▶ **WHAT YOU SHOULD DO**
Keep only those lines of the records that include the string "efter".

==== INPUT DATA ====

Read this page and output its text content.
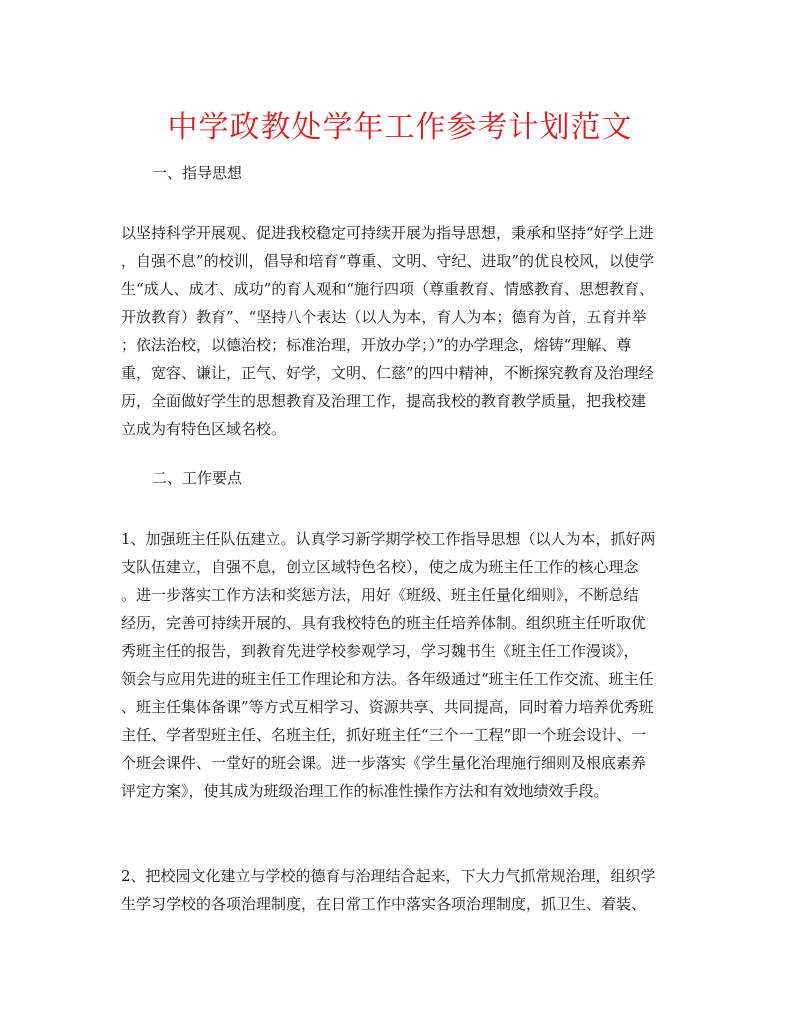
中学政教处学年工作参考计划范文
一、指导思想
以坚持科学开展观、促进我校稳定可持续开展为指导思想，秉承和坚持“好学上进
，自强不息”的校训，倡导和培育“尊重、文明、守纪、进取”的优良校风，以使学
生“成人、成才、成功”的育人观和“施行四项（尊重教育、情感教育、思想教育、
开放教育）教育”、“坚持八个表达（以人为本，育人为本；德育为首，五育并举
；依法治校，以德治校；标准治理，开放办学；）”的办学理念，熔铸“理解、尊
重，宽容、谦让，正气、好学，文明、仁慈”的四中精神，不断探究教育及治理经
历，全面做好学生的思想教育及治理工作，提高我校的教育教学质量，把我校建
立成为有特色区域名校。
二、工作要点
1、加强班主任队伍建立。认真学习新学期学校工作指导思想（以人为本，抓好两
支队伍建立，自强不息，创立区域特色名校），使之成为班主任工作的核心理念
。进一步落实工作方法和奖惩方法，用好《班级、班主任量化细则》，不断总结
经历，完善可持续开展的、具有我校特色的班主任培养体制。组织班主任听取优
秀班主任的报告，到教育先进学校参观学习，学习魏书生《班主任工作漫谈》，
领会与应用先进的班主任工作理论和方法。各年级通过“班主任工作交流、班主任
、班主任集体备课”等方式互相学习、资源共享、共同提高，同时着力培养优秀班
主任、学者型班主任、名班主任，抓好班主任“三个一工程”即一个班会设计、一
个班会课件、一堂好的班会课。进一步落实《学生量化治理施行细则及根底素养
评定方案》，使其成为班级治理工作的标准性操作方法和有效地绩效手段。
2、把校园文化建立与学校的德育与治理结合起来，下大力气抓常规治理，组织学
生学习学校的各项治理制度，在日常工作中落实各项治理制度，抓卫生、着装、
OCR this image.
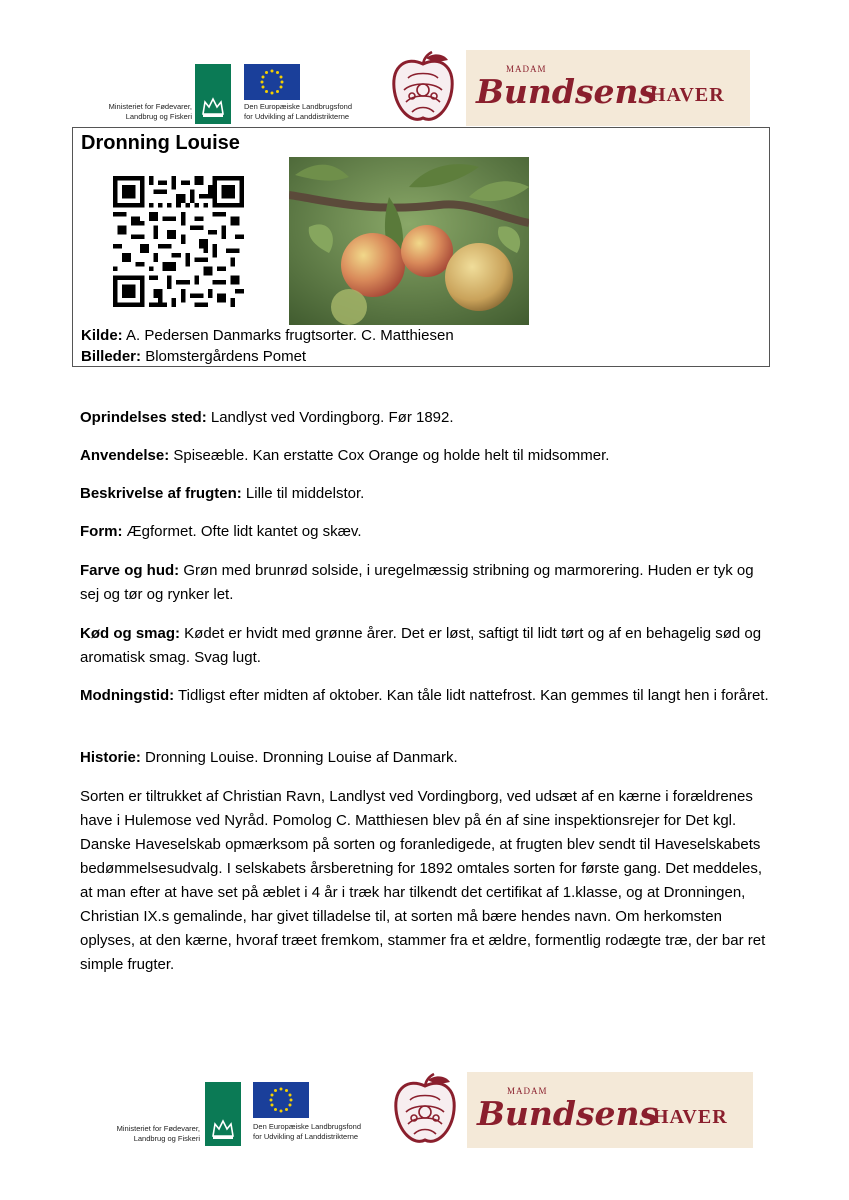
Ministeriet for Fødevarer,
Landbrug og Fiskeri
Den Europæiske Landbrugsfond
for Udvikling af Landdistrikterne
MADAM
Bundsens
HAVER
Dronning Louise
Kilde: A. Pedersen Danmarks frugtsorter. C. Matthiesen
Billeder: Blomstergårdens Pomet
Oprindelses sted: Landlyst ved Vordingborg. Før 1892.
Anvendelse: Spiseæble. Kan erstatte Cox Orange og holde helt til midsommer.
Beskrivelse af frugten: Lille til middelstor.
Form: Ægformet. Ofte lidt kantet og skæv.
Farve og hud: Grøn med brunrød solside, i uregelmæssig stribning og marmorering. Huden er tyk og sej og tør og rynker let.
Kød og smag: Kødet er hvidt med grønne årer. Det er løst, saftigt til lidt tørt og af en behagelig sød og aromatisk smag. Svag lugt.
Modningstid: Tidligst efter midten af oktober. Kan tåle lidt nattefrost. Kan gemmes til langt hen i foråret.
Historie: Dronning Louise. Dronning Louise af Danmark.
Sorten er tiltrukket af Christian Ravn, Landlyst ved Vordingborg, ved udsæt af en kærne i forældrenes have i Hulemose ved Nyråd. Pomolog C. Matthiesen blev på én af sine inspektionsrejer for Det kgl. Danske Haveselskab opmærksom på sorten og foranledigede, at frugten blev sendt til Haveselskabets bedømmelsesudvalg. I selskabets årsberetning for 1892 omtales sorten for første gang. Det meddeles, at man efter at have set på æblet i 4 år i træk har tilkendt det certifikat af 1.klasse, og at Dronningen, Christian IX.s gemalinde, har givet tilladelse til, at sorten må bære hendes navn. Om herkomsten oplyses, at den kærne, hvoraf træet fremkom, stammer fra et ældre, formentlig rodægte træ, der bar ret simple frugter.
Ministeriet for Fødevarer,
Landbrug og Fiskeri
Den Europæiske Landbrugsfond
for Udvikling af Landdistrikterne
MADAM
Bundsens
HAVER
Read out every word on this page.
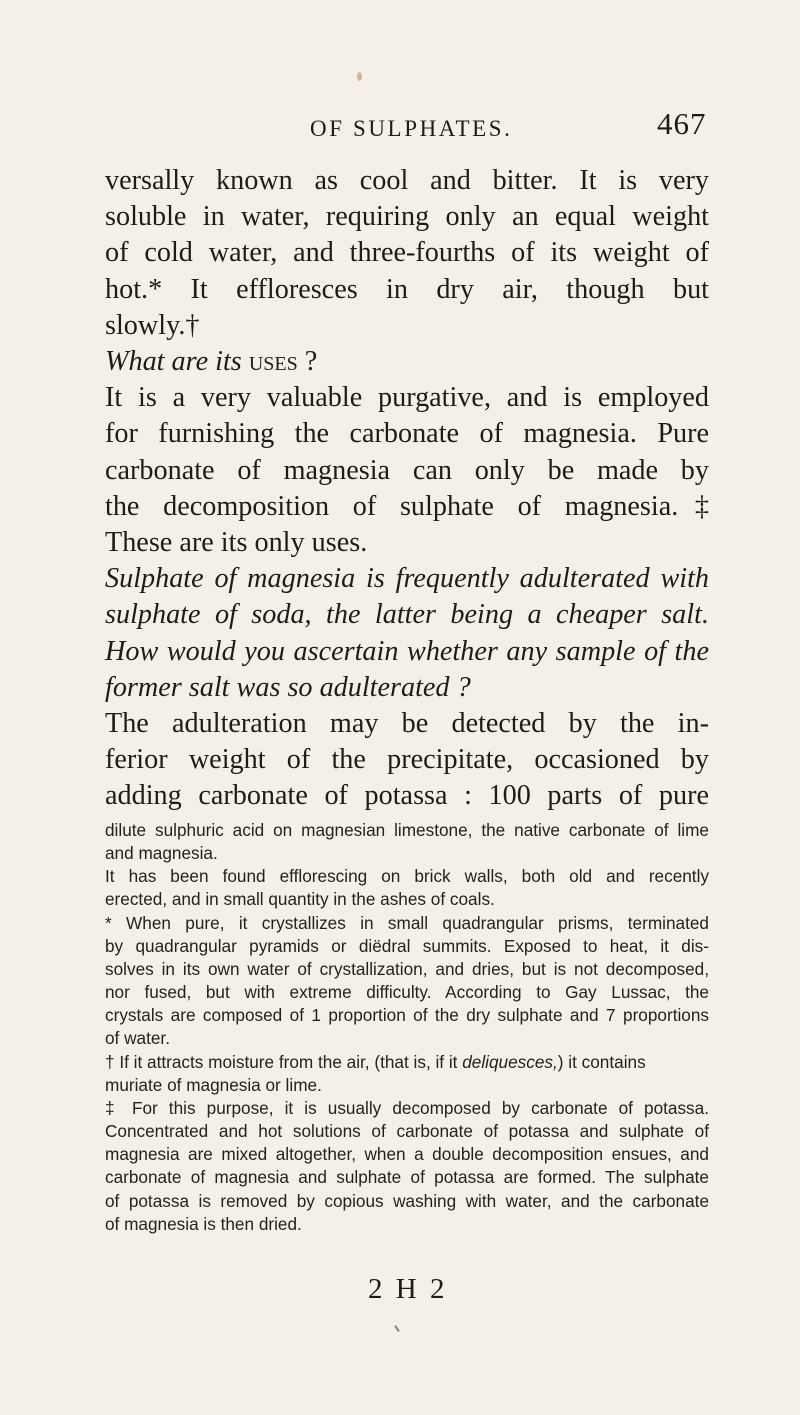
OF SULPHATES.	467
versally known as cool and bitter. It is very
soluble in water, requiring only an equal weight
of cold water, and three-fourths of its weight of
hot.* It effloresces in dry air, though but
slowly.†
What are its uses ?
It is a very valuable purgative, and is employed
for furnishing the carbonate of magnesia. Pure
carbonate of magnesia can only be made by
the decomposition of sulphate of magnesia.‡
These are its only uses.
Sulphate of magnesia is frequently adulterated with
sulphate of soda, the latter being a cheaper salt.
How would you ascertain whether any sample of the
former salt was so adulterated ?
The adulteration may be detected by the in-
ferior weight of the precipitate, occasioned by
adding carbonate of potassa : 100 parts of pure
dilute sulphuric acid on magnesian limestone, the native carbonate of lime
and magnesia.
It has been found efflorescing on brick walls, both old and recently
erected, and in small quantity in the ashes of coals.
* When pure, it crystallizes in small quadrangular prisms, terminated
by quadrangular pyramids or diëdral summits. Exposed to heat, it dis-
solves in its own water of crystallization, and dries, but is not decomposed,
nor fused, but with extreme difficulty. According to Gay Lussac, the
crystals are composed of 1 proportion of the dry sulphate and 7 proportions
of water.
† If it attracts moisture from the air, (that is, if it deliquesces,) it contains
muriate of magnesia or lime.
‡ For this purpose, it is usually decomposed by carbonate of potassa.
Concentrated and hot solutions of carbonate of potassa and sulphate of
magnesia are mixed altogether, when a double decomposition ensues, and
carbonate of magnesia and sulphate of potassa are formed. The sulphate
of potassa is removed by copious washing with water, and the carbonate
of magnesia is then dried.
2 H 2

====

▶ **RIGHT ANSWER**
Modningstid: Tidligst efter midten af oktober. Kan tåle lidt nattefrost. Kan gemmes til langt hen i foråret.
Sorten er tiltrukket af Christian Ravn, Landlyst ved Vordingborg, ved udsæt af en kærne i forældrenes have i Hulemose ved Nyråd. Pomolog C. Matthiesen blev på én af sine inspektionsrejer for Det kgl. Danske Haveselskab opmærksom på sorten og foranledigede, at frugten blev sendt til Haveselskabets bedømmelsesudvalg. I selskabets årsberetning for 1892 omtales sorten for første gang. Det meddeles, at man efter at have set på æblet i 4 år i træk har tilkendt det certifikat af 1.klasse, og at Dronningen, Christian IX.s gemalinde, har givet tilladelse til, at sorten må bære hendes navn. Om herkomsten oplyses, at den kærne, hvoraf træet fremkom, stammer fra et ældre, formentlig rodægte træ, der bar ret simple frugter.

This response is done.